== SOURCE DOCUMENT ==
====

There is considerable room for improving the transparency of reporting on confounder adjustment. We strongly recommend authors to follow the Strengthening the Reporting of Observational Studies in Epidemiology (STROBE) statement. Journals should take action to improve the reporting quality. The strategy for advancing transparency in the reporting of observational studies, implemented by the PLOS Medicine editors, provided a possible solution [32]. It mandates authors to not only complete the STROBE checklist with page references but also incorporate relevant text excerpted from the manuscript to elucidate their compliance with each item [32].

Strengths and limitations

This is the first study that investigated the methods for confounder adjustment and related issues in studies investigating multiple risk factors, shedding light on future research for confounder selection and adjustment.

There were several limitations. First, instead of conducting a systematic review, which is out of our scope, we only included studies published within the last 5 years and restricted the outcomes to three common chronic diseases, which may limit the generalisability of our findings. Nonetheless, we included 162 articles from 31 journal categories, which we believe can provide insight into the current confounder adjustment status of studies investigating multiple risk factors, to some extent. Second, due to the included studies spanning the years covering the period of the COVID-19 pandemic, therefore the methodological quality of the included studies might be relatively lower. Third, due to the lack of standardised guidelines or recommendations for confounder adjustment in studies investigating multiple risk factors, we identified potential methods from the included studies and defined the recommended approach without formal validation (e.g. external expert consultation), which may inevitably introduce subjectivity. However, we classified the methods through group discussions and consultation with a senior epidemiologist and defined the recommended method based on general causal inference principles, which could reduce misclassification. Additionally, we provided detailed justifications for confounder adjustment in each included study to enhance transparency and objectivity. Fourth, in assessing the methods for confounder adjustment, our judgement was based solely on whether confounders were adjusted separately for each risk factor, without evaluating the appropriateness of these adjusted confounders. Lastly, we did not assess the direction and magnitude of the bias introduced by the inappropriate methods for confounder adjustment on the effect estimates. While this was beyond the scope of our study, it is an area that warrants further exploration in future research.

====

== SOURCE MATERIAL ==
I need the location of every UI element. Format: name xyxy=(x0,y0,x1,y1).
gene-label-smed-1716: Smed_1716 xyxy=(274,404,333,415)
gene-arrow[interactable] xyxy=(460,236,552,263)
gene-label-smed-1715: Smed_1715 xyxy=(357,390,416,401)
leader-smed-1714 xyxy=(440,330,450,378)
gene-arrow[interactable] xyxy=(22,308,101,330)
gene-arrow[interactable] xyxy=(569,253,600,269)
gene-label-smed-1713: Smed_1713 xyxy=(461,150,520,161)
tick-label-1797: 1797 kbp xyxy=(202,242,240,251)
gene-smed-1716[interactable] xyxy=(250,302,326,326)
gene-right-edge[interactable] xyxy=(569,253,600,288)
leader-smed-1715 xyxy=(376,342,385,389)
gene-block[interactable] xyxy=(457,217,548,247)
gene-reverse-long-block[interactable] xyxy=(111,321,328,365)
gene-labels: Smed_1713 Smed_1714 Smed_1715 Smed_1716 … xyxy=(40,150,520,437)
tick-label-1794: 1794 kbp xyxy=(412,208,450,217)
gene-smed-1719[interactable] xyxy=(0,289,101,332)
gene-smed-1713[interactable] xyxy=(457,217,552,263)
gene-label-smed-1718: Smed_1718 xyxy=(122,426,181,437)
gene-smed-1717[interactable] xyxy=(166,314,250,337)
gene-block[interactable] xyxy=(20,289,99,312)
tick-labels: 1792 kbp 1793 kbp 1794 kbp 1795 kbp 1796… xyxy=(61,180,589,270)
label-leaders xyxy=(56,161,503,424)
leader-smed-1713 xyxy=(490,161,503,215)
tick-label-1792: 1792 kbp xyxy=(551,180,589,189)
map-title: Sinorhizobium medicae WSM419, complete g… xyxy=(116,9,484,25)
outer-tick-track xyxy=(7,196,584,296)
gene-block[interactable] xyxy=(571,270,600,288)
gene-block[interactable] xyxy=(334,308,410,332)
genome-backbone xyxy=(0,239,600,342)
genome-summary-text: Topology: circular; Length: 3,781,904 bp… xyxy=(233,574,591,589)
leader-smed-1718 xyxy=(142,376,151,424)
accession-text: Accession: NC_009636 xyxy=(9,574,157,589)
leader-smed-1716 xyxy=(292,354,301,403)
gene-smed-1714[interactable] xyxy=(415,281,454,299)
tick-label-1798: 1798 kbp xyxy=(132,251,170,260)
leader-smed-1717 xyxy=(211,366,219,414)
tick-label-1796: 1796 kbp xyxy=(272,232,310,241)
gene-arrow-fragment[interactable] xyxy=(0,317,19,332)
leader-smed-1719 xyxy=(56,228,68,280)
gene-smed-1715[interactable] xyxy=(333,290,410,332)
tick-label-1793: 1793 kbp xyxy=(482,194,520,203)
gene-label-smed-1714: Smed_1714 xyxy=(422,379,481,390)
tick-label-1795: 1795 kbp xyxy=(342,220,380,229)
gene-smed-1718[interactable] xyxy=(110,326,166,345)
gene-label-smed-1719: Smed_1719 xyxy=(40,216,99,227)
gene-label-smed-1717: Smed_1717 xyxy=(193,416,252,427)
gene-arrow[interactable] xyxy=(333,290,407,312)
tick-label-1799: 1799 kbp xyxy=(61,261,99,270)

====

== PROBLEM TO WORK ON ==
Please continue the passage on confounder adjustment in studies of multiple risk factors, starting after its last sentence.

== YOUR RESPONSE ==
Conclusions

The methods for confounder adjustment in observational studies investigating multiple risk factors have not received adequate attention. There was substantial variation across the included studies. Only a few studies employed the recommended method, specifically, adjusting for confounders separately for each risk factor, whereas mutual adjustment was the most commonly adopted method. We recommended researchers consider confounders for each risk factor-outcome relationship separately, rather than simply including all factors in a multivariable model.

Supplementary Information

12916_2025_3957_MOESM1_ESM.pdf^{(366.9KB, pdf)}

Additional file 1. sMethods. Classification rules on methods for confounder adjustment. Fig. S1 Flowchart of literature screening and selection process. Table S1 Example of comparing effect estimates between two confounder adjustment methods for exploring potential factors associated with medication intake in essential tremor patients. Table S2 Search strategy in PubMed (searched in 27 Mar 2023). Table S3 Data extraction form. Table S4 Confounder adjustment methods of studies published in top 5% journals and high impact medical and epidemiology journals. Table S5 Details of confounder adjustment methods in the top 5% journals and high impact medical and epidemiology journals.

12916_2025_3957_MOESM2_ESM.xlsx^{(89.9KB, xlsx)}

Additional file 2. Detailed extracted information from the included studies.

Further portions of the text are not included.